* begin Material *

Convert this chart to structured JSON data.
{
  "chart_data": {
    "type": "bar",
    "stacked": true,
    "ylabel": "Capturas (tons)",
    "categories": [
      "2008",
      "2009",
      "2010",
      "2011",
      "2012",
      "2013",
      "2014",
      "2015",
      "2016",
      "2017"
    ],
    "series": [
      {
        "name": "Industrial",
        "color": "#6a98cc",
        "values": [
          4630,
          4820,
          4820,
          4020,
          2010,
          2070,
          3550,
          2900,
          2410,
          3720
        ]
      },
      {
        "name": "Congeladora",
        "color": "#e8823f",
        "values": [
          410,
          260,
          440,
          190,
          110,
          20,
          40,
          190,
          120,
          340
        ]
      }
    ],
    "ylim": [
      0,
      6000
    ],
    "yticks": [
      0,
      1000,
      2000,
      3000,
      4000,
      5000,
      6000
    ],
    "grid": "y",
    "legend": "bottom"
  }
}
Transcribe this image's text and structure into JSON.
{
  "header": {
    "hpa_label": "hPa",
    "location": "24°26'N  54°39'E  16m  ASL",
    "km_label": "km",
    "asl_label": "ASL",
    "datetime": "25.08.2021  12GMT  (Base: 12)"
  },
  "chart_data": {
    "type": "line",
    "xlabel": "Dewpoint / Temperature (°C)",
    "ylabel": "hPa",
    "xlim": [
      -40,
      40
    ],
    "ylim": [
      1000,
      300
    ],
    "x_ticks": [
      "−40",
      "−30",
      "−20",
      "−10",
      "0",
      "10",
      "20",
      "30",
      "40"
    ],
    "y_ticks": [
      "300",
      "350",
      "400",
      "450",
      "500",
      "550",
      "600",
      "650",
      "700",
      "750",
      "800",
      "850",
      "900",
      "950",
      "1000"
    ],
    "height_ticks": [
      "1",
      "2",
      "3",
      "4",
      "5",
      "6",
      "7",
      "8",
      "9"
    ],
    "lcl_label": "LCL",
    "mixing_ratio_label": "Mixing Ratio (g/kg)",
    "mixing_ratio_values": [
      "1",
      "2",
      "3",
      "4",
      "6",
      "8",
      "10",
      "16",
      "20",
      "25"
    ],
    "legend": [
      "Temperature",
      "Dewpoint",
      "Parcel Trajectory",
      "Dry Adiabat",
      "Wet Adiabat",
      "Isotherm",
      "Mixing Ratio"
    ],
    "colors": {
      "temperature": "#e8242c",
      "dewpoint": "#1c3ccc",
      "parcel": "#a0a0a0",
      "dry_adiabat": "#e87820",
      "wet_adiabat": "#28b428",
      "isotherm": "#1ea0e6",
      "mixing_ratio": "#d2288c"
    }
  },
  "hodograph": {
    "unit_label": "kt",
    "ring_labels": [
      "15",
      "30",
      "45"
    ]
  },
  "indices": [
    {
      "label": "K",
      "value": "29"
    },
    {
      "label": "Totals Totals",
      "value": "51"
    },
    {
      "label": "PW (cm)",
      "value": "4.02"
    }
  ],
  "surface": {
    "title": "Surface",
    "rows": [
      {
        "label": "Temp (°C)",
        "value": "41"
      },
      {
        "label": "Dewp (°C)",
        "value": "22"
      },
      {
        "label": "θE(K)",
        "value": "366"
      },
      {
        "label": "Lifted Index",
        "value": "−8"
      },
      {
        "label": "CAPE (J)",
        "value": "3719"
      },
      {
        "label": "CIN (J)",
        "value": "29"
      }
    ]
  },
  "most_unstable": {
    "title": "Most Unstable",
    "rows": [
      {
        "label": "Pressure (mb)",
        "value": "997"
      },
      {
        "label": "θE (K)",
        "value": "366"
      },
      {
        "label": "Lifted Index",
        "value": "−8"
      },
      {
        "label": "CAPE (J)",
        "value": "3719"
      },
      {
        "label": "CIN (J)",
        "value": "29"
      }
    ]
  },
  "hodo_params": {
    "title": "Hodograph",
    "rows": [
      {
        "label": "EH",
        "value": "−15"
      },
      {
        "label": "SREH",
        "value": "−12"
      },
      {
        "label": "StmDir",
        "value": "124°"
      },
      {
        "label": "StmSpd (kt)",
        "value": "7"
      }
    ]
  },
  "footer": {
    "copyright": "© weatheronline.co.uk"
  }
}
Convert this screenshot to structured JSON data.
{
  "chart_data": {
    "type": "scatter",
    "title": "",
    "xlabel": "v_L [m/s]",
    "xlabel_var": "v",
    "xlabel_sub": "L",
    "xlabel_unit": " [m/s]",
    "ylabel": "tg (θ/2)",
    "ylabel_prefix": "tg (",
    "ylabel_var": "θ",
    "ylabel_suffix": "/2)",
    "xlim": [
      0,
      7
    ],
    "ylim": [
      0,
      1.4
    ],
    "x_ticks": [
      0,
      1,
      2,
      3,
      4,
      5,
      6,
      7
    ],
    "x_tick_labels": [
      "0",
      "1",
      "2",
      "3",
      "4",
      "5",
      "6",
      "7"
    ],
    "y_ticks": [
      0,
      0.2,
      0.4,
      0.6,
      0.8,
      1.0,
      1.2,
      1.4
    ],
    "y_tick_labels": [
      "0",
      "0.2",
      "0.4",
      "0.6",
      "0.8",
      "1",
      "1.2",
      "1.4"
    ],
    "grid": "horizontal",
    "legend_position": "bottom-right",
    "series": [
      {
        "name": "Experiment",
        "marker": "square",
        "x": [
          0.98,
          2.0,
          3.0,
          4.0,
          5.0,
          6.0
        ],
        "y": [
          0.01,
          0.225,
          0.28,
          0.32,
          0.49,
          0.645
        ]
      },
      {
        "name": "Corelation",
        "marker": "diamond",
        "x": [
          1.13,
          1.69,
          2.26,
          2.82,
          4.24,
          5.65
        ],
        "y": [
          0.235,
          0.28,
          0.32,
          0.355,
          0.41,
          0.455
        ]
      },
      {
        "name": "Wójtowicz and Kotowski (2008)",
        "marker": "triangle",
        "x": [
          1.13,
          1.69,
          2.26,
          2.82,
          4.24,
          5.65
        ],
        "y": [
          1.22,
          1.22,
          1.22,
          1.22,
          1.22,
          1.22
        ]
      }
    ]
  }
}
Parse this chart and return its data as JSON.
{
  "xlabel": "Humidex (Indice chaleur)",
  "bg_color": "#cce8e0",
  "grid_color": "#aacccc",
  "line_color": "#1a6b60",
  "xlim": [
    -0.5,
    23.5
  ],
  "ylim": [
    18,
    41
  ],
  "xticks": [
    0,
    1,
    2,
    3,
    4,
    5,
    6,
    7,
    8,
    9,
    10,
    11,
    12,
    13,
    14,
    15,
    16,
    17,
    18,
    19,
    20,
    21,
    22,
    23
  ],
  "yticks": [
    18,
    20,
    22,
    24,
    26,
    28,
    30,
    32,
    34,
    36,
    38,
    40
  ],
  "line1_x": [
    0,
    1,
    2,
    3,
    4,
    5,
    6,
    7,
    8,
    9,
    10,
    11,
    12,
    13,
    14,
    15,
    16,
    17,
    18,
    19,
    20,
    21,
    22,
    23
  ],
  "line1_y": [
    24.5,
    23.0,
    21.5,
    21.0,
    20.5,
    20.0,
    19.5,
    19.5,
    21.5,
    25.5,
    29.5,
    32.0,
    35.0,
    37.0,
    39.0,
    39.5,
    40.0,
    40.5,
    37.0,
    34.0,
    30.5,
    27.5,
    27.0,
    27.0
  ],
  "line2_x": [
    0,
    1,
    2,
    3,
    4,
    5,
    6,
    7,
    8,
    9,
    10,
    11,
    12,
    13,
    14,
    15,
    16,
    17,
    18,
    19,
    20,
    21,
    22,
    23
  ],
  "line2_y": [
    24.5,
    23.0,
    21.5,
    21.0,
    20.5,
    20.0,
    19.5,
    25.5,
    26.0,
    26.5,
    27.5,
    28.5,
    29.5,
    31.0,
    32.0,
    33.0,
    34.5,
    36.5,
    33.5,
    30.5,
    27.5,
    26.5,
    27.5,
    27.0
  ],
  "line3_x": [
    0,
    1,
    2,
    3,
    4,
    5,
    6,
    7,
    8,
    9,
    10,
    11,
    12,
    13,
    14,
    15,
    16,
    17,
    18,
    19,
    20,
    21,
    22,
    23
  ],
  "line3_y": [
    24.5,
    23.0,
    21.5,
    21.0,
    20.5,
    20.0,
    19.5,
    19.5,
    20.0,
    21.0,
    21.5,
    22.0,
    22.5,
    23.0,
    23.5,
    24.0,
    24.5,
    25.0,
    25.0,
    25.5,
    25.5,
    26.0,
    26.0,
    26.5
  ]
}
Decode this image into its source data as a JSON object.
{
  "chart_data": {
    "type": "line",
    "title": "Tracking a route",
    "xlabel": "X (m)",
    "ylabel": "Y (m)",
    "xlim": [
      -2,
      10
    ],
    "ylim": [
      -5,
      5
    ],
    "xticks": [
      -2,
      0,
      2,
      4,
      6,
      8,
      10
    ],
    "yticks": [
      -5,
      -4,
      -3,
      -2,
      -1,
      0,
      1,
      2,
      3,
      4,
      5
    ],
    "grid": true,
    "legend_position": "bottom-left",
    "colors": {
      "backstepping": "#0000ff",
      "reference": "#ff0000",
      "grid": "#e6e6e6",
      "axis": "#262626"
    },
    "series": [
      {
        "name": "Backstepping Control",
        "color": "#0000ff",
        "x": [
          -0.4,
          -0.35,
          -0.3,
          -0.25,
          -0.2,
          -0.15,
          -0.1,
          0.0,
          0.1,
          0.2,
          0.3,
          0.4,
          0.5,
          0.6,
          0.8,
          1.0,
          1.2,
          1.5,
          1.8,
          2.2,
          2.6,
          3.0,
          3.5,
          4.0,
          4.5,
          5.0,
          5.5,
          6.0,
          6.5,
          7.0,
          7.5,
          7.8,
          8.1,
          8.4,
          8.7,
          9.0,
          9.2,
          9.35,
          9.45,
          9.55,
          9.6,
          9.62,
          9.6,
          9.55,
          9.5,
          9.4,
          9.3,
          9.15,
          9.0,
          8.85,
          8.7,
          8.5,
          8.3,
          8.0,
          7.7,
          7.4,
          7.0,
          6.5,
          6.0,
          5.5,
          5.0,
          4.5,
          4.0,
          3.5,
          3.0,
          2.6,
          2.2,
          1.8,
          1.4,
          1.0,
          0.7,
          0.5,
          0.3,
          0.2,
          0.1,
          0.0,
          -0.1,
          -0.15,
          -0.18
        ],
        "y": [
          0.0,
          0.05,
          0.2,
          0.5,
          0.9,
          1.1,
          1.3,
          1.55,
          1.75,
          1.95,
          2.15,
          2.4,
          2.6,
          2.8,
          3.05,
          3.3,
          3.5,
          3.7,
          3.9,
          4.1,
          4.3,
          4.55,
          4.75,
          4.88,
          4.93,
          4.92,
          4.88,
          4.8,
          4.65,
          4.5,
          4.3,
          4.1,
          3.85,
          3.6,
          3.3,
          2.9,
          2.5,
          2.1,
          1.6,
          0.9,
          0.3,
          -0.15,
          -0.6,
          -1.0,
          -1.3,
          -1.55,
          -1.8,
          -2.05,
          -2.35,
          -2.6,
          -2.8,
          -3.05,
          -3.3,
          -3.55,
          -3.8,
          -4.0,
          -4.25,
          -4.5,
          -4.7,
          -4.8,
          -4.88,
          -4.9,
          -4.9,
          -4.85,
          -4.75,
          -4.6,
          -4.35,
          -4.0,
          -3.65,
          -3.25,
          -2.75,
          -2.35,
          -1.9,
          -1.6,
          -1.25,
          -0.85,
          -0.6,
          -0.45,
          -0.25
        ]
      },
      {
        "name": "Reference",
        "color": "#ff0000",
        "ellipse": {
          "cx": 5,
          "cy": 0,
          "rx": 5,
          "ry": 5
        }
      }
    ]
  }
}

* end Material *

Sift through the entries and copy every line with "this".

Convert this chart to structured JSON data.
Transcribe this image's text and structure into JSON.
Convert this screenshot to structured JSON data.
Parse this chart and return its data as JSON.
Decode this image into its source data as a JSON object.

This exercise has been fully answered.